» **Data shown**
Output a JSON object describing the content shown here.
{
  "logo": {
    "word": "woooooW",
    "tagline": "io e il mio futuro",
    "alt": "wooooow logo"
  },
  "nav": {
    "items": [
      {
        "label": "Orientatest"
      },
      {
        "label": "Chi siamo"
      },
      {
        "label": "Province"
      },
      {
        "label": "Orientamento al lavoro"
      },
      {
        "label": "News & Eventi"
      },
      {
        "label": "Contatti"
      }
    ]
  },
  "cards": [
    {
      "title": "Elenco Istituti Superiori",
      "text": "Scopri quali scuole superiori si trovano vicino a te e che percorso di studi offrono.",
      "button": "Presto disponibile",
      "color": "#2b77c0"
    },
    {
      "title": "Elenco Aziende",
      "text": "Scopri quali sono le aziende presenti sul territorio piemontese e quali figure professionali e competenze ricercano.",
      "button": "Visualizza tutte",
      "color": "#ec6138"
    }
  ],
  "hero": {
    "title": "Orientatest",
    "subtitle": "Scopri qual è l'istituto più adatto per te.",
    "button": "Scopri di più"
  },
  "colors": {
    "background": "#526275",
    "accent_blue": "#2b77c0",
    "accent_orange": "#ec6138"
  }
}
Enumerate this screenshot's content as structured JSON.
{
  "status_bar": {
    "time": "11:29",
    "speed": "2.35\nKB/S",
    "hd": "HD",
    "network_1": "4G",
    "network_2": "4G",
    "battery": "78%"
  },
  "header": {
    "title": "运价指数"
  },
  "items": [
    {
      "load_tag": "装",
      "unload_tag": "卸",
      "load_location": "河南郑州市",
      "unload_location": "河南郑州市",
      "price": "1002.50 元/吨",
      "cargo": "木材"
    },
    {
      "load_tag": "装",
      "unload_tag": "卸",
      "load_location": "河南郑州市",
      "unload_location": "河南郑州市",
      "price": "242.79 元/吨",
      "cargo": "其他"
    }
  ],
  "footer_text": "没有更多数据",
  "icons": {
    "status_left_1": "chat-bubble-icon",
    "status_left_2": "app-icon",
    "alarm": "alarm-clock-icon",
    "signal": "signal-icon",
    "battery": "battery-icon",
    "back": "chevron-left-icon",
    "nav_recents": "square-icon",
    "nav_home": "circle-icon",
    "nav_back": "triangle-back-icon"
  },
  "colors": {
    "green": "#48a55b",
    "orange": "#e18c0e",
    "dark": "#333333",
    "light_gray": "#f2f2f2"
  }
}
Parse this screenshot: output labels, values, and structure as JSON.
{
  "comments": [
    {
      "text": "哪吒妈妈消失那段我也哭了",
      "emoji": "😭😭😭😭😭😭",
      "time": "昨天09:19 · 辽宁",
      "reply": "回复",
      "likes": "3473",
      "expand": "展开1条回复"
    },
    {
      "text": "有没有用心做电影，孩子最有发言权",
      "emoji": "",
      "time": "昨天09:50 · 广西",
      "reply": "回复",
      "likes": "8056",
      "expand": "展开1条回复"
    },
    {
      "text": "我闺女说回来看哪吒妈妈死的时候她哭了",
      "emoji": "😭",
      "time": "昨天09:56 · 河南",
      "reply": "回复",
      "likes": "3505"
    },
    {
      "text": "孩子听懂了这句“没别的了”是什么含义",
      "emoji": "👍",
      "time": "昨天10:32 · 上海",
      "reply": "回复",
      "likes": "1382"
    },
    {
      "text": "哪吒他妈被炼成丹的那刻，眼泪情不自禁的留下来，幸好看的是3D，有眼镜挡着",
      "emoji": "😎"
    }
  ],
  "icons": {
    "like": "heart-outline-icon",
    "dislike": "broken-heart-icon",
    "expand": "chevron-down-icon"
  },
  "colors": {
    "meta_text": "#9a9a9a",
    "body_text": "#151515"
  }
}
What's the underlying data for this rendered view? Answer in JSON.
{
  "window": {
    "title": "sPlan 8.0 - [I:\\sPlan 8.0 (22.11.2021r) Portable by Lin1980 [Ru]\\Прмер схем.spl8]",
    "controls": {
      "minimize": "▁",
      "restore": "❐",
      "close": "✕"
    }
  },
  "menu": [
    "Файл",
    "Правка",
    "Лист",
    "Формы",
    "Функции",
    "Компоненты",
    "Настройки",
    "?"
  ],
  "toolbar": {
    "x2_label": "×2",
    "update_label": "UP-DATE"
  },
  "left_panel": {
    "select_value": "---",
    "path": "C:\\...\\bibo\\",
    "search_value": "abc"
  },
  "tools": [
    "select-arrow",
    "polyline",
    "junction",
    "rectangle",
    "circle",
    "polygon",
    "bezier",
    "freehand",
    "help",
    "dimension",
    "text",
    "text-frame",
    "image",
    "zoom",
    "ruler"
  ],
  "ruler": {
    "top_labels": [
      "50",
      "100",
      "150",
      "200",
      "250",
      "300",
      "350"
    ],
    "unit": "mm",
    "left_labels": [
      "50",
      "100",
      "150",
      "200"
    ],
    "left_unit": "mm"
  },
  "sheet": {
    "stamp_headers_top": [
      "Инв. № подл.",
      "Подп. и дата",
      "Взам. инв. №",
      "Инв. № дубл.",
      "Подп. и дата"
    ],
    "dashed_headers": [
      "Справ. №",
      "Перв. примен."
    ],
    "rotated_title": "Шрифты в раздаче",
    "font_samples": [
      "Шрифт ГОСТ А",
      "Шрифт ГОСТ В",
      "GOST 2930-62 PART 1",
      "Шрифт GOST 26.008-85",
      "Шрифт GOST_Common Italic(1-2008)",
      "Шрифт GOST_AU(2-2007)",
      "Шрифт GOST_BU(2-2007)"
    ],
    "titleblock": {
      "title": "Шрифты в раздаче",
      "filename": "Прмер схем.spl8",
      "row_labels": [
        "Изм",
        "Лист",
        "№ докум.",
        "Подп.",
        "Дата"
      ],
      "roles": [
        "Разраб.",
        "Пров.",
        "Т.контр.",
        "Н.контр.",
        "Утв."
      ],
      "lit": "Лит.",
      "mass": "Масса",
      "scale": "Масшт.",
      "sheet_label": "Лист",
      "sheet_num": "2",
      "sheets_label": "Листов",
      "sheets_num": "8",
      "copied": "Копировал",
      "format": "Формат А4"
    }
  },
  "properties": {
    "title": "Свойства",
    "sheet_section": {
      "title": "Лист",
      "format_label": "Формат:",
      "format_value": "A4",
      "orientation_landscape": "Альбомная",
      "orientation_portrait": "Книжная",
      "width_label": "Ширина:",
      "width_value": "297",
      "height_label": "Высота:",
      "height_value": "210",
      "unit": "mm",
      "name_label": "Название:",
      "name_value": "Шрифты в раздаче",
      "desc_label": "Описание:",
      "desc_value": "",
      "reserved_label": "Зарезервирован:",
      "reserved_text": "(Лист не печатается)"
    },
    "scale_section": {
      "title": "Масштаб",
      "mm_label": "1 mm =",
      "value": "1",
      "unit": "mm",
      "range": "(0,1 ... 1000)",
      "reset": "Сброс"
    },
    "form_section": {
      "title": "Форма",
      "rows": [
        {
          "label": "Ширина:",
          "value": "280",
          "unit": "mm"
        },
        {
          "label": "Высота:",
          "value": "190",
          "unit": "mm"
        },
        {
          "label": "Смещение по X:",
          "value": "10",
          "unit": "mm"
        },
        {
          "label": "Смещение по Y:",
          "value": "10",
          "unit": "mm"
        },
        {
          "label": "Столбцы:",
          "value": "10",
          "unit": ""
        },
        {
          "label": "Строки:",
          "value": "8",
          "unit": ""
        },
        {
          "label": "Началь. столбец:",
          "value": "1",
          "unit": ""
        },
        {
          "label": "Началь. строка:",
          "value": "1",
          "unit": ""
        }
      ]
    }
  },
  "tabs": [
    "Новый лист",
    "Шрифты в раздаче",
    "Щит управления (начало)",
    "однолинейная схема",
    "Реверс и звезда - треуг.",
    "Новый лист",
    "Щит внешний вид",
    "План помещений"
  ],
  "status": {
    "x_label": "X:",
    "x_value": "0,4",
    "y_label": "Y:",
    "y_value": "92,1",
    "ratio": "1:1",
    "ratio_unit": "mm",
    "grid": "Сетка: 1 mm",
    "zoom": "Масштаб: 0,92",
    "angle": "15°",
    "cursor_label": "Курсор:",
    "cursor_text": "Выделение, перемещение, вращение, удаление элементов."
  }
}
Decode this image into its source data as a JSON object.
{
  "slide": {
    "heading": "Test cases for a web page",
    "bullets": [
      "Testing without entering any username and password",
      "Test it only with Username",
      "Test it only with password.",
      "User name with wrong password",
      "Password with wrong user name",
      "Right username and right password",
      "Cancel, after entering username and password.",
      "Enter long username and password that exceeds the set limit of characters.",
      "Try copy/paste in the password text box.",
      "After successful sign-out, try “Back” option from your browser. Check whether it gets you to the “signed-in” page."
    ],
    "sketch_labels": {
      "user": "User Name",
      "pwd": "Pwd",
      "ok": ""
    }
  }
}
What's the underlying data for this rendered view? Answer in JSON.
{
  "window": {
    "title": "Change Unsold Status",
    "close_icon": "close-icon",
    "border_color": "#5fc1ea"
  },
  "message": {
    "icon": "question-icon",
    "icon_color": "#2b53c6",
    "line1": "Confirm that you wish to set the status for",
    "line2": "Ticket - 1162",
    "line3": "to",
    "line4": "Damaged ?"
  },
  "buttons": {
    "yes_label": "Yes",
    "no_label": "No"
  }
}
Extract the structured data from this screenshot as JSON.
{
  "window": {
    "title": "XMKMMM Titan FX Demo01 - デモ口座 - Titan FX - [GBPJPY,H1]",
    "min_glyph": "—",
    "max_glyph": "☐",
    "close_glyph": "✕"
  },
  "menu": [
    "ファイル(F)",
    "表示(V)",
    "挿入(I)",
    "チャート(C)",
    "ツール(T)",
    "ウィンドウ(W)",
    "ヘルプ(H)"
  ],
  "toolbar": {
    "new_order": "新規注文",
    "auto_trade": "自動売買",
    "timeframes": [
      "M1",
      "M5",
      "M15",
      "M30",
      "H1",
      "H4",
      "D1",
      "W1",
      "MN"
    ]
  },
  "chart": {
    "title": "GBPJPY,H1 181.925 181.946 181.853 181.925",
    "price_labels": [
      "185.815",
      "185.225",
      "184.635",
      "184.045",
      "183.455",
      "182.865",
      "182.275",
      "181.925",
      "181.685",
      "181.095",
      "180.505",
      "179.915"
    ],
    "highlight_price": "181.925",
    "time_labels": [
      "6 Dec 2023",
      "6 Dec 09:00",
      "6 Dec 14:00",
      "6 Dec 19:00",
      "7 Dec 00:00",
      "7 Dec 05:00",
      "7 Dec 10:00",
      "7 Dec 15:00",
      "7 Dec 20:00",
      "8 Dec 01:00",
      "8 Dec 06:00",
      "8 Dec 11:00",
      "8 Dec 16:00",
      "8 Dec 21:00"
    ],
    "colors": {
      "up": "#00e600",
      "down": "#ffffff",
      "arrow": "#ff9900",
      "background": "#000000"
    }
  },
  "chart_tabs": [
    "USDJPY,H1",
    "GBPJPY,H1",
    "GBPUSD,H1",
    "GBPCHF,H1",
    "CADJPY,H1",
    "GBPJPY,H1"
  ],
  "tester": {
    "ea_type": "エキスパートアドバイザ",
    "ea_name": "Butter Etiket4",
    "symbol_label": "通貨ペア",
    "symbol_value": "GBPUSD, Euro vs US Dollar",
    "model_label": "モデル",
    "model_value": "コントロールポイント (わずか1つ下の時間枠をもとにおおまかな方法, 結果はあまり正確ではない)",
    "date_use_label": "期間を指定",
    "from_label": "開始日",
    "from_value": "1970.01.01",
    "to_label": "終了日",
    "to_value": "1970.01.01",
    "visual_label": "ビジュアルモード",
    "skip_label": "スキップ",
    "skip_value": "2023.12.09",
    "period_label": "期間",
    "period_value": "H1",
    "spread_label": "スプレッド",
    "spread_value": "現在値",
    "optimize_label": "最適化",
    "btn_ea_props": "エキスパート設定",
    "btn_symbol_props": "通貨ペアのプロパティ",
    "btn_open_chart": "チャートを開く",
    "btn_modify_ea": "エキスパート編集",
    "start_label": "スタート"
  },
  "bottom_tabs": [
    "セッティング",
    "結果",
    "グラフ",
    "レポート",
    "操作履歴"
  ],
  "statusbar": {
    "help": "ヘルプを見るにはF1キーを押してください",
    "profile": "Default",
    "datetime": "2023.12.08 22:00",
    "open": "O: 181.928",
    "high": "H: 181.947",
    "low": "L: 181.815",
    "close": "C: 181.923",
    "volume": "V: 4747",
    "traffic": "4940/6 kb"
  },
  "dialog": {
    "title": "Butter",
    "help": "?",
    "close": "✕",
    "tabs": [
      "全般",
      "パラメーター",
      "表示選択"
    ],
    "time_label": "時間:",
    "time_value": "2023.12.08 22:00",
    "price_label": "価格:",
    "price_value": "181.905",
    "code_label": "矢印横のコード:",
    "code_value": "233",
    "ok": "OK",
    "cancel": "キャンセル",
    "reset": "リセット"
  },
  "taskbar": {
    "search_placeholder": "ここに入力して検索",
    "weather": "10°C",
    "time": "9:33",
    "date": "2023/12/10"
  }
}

» **Directions for this task**
Collect every line above that contains the word "GBPUSD".

» **Response below**
    "GBPUSD,H1",
    "symbol_value": "GBPUSD, Euro vs US Dollar",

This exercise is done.